◆ WHAT YOU WILL DO ◆
Transcribe the listing that follows in full, omitting pictures.

◆ ITEMS ◆
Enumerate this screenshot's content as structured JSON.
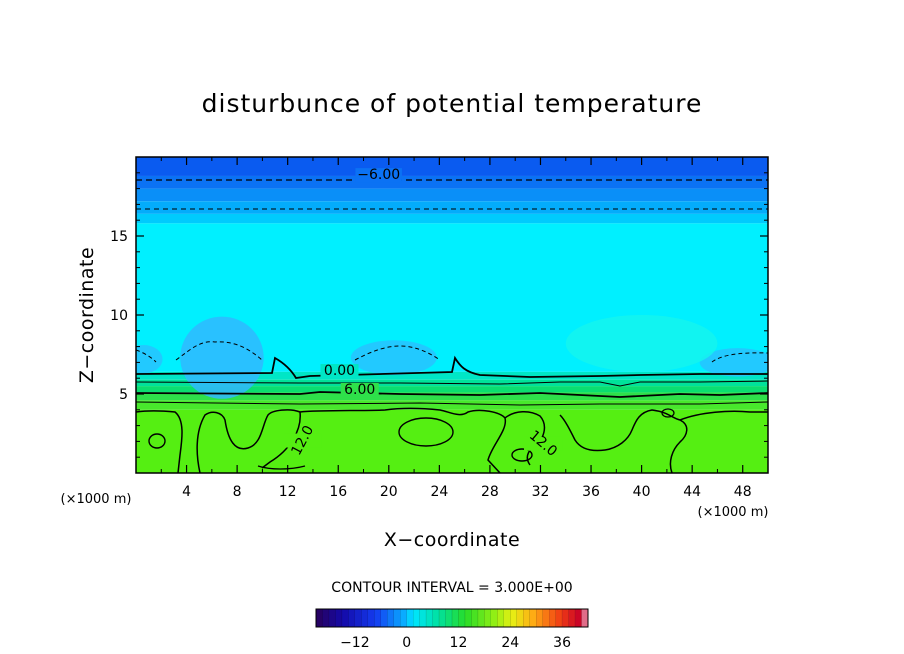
{
  "chart_data": {
    "type": "heatmap",
    "title": "disturbunce of potential temperature",
    "xlabel": "X−coordinate",
    "ylabel": "Z−coordinate",
    "x_unit": "(×1000 m)",
    "x_unit_right": "(×1000 m)",
    "xlim": [
      0,
      50
    ],
    "ylim": [
      0,
      20
    ],
    "x_ticks": [
      4,
      8,
      12,
      16,
      20,
      24,
      28,
      32,
      36,
      40,
      44,
      48
    ],
    "y_ticks": [
      5,
      10,
      15
    ],
    "contour_interval_text": "CONTOUR INTERVAL = 3.000E+00",
    "contour_interval": 3.0,
    "contour_labels": [
      {
        "text": "−6.00",
        "x": 19.2,
        "z": 18.6
      },
      {
        "text": "0.00",
        "x": 16.1,
        "z": 6.2
      },
      {
        "text": "6.00",
        "x": 17.7,
        "z": 5.0
      },
      {
        "text": "12.0",
        "x": 13.2,
        "z": 1.8
      },
      {
        "text": "12.0",
        "x": 32.2,
        "z": 1.6
      }
    ],
    "colorbar": {
      "min": -21,
      "max": 42,
      "ticks": [
        -12,
        0,
        12,
        24,
        36
      ],
      "tick_labels": [
        "−12",
        "0",
        "12",
        "24",
        "36"
      ]
    },
    "field_bands": [
      {
        "z_from": 18.8,
        "z_to": 20.0,
        "value": -7.5,
        "color": "#0a5bf0"
      },
      {
        "z_from": 18.0,
        "z_to": 18.8,
        "value": -6.0,
        "color": "#0b72f4"
      },
      {
        "z_from": 17.2,
        "z_to": 18.0,
        "value": -4.5,
        "color": "#0a8ff8"
      },
      {
        "z_from": 16.4,
        "z_to": 17.2,
        "value": -3.0,
        "color": "#04acfb"
      },
      {
        "z_from": 15.8,
        "z_to": 16.4,
        "value": -1.5,
        "color": "#00cbfd"
      },
      {
        "z_from": 6.4,
        "z_to": 15.8,
        "value": 0.0,
        "color": "#00f0ff"
      },
      {
        "z_from": 5.9,
        "z_to": 6.4,
        "value": 1.5,
        "color": "#00e6c6"
      },
      {
        "z_from": 5.5,
        "z_to": 5.9,
        "value": 3.0,
        "color": "#00e29a"
      },
      {
        "z_from": 5.1,
        "z_to": 5.5,
        "value": 4.5,
        "color": "#0ade70"
      },
      {
        "z_from": 4.6,
        "z_to": 5.1,
        "value": 6.0,
        "color": "#2ee04a"
      },
      {
        "z_from": 4.0,
        "z_to": 4.6,
        "value": 7.5,
        "color": "#48e82c"
      },
      {
        "z_from": 0.0,
        "z_to": 4.0,
        "value": 9.0,
        "color": "#55ef12"
      }
    ],
    "highlights": [
      {
        "x": 6.8,
        "z": 7.3,
        "rx": 3.3,
        "rz": 2.6,
        "value": -1.5,
        "color": "#30b8ff"
      },
      {
        "x": 20.4,
        "z": 7.3,
        "rx": 3.4,
        "rz": 1.1,
        "value": -1.5,
        "color": "#28c2ff"
      },
      {
        "x": 47.6,
        "z": 7.0,
        "rx": 3.0,
        "rz": 0.9,
        "value": -1.5,
        "color": "#28c2ff"
      },
      {
        "x": 0.6,
        "z": 7.2,
        "rx": 1.5,
        "rz": 0.9,
        "value": -1.5,
        "color": "#28c2ff"
      },
      {
        "x": 40.0,
        "z": 8.2,
        "rx": 6.0,
        "rz": 1.8,
        "value": 0.5,
        "color": "#14f4ee"
      }
    ]
  }
}
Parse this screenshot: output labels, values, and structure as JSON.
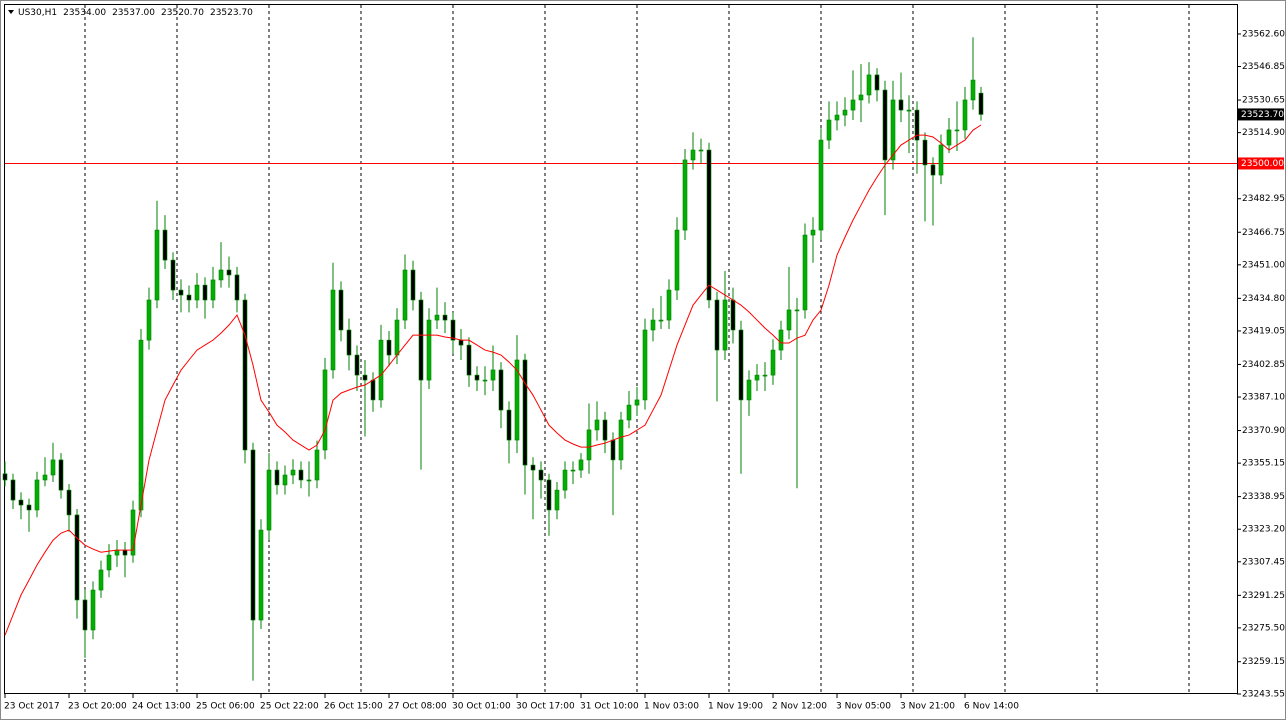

◆ ANSWER TO THIS EXERCISE ◆
Enumerate this screenshot's content as structured JSON.
{
  "chart_data": {
    "type": "heatmap",
    "title": "disturbunce of potential temperature",
    "xlabel": "X−coordinate",
    "ylabel": "Z−coordinate",
    "x_unit": "(×1000 m)",
    "x_unit_right": "(×1000 m)",
    "xlim": [
      0,
      50
    ],
    "ylim": [
      0,
      20
    ],
    "x_ticks": [
      4,
      8,
      12,
      16,
      20,
      24,
      28,
      32,
      36,
      40,
      44,
      48
    ],
    "y_ticks": [
      5,
      10,
      15
    ],
    "contour_interval_text": "CONTOUR INTERVAL = 3.000E+00",
    "contour_interval": 3.0,
    "contour_labels": [
      {
        "text": "−6.00",
        "x": 19.2,
        "z": 18.6
      },
      {
        "text": "0.00",
        "x": 16.1,
        "z": 6.2
      },
      {
        "text": "6.00",
        "x": 17.7,
        "z": 5.0
      },
      {
        "text": "12.0",
        "x": 13.2,
        "z": 1.8
      },
      {
        "text": "12.0",
        "x": 32.2,
        "z": 1.6
      }
    ],
    "colorbar": {
      "min": -21,
      "max": 42,
      "ticks": [
        -12,
        0,
        12,
        24,
        36
      ],
      "tick_labels": [
        "−12",
        "0",
        "12",
        "24",
        "36"
      ]
    },
    "field_bands": [
      {
        "z_from": 18.8,
        "z_to": 20.0,
        "value": -7.5,
        "color": "#0a5bf0"
      },
      {
        "z_from": 18.0,
        "z_to": 18.8,
        "value": -6.0,
        "color": "#0b72f4"
      },
      {
        "z_from": 17.2,
        "z_to": 18.0,
        "value": -4.5,
        "color": "#0a8ff8"
      },
      {
        "z_from": 16.4,
        "z_to": 17.2,
        "value": -3.0,
        "color": "#04acfb"
      },
      {
        "z_from": 15.8,
        "z_to": 16.4,
        "value": -1.5,
        "color": "#00cbfd"
      },
      {
        "z_from": 6.4,
        "z_to": 15.8,
        "value": 0.0,
        "color": "#00f0ff"
      },
      {
        "z_from": 5.9,
        "z_to": 6.4,
        "value": 1.5,
        "color": "#00e6c6"
      },
      {
        "z_from": 5.5,
        "z_to": 5.9,
        "value": 3.0,
        "color": "#00e29a"
      },
      {
        "z_from": 5.1,
        "z_to": 5.5,
        "value": 4.5,
        "color": "#0ade70"
      },
      {
        "z_from": 4.6,
        "z_to": 5.1,
        "value": 6.0,
        "color": "#2ee04a"
      },
      {
        "z_from": 4.0,
        "z_to": 4.6,
        "value": 7.5,
        "color": "#48e82c"
      },
      {
        "z_from": 0.0,
        "z_to": 4.0,
        "value": 9.0,
        "color": "#55ef12"
      }
    ],
    "highlights": [
      {
        "x": 6.8,
        "z": 7.3,
        "rx": 3.3,
        "rz": 2.6,
        "value": -1.5,
        "color": "#30b8ff"
      },
      {
        "x": 20.4,
        "z": 7.3,
        "rx": 3.4,
        "rz": 1.1,
        "value": -1.5,
        "color": "#28c2ff"
      },
      {
        "x": 47.6,
        "z": 7.0,
        "rx": 3.0,
        "rz": 0.9,
        "value": -1.5,
        "color": "#28c2ff"
      },
      {
        "x": 0.6,
        "z": 7.2,
        "rx": 1.5,
        "rz": 0.9,
        "value": -1.5,
        "color": "#28c2ff"
      },
      {
        "x": 40.0,
        "z": 8.2,
        "rx": 6.0,
        "rz": 1.8,
        "value": 0.5,
        "color": "#14f4ee"
      }
    ]
  }
}
Parse this screenshot: output labels, values, and structure as JSON.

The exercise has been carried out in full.